| Task description |
Among the lines below, count those with "name". Give only the number.

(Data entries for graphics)
-*-*-
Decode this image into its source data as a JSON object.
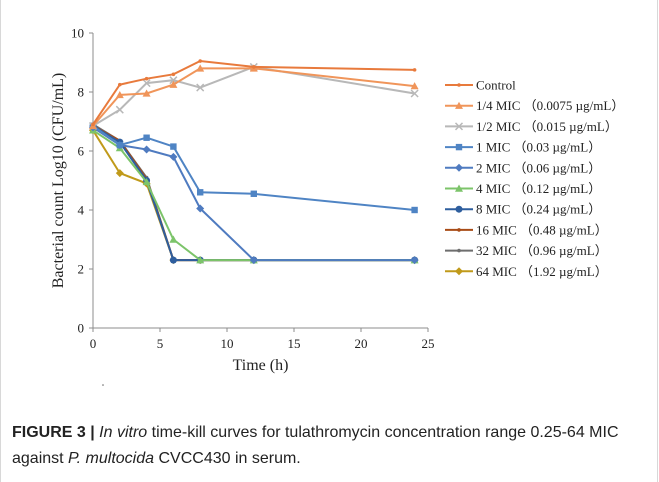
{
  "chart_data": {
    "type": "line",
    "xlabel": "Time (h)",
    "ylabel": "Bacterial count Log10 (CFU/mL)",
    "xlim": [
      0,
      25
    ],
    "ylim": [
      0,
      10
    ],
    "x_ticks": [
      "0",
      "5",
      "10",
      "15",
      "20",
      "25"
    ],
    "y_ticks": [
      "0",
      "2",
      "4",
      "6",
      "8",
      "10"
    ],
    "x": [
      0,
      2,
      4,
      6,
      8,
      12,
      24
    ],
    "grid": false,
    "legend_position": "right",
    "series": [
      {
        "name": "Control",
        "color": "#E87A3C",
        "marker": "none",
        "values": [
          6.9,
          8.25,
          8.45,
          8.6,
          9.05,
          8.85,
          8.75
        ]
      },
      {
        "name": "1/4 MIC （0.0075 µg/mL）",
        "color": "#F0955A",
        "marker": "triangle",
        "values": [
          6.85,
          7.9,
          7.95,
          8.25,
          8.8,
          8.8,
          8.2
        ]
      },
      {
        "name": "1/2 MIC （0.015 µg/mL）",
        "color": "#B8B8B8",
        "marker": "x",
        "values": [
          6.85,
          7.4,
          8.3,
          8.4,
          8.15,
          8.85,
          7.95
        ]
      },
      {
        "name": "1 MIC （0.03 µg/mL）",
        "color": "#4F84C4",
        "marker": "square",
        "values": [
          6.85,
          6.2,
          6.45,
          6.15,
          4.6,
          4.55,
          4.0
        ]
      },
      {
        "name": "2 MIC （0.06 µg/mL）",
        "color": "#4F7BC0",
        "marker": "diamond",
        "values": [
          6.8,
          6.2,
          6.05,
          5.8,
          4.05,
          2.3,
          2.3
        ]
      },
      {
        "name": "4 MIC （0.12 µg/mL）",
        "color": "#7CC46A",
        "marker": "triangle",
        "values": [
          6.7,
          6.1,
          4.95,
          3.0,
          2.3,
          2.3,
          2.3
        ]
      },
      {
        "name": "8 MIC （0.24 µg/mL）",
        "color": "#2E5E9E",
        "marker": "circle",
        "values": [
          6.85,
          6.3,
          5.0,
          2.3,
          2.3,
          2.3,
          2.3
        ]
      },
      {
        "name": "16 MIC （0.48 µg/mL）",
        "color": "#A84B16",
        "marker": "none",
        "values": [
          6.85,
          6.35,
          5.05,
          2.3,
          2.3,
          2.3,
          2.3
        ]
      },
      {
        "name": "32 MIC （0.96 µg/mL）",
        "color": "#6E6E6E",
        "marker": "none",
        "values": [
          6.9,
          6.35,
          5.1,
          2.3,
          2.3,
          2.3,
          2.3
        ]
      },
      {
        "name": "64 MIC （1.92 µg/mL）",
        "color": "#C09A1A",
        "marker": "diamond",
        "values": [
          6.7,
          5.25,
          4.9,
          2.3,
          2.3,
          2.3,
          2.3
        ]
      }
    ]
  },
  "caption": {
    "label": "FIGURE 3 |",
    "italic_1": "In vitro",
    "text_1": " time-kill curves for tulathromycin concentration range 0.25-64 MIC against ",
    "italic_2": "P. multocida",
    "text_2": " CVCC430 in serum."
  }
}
-*-*-
| Written answer |
10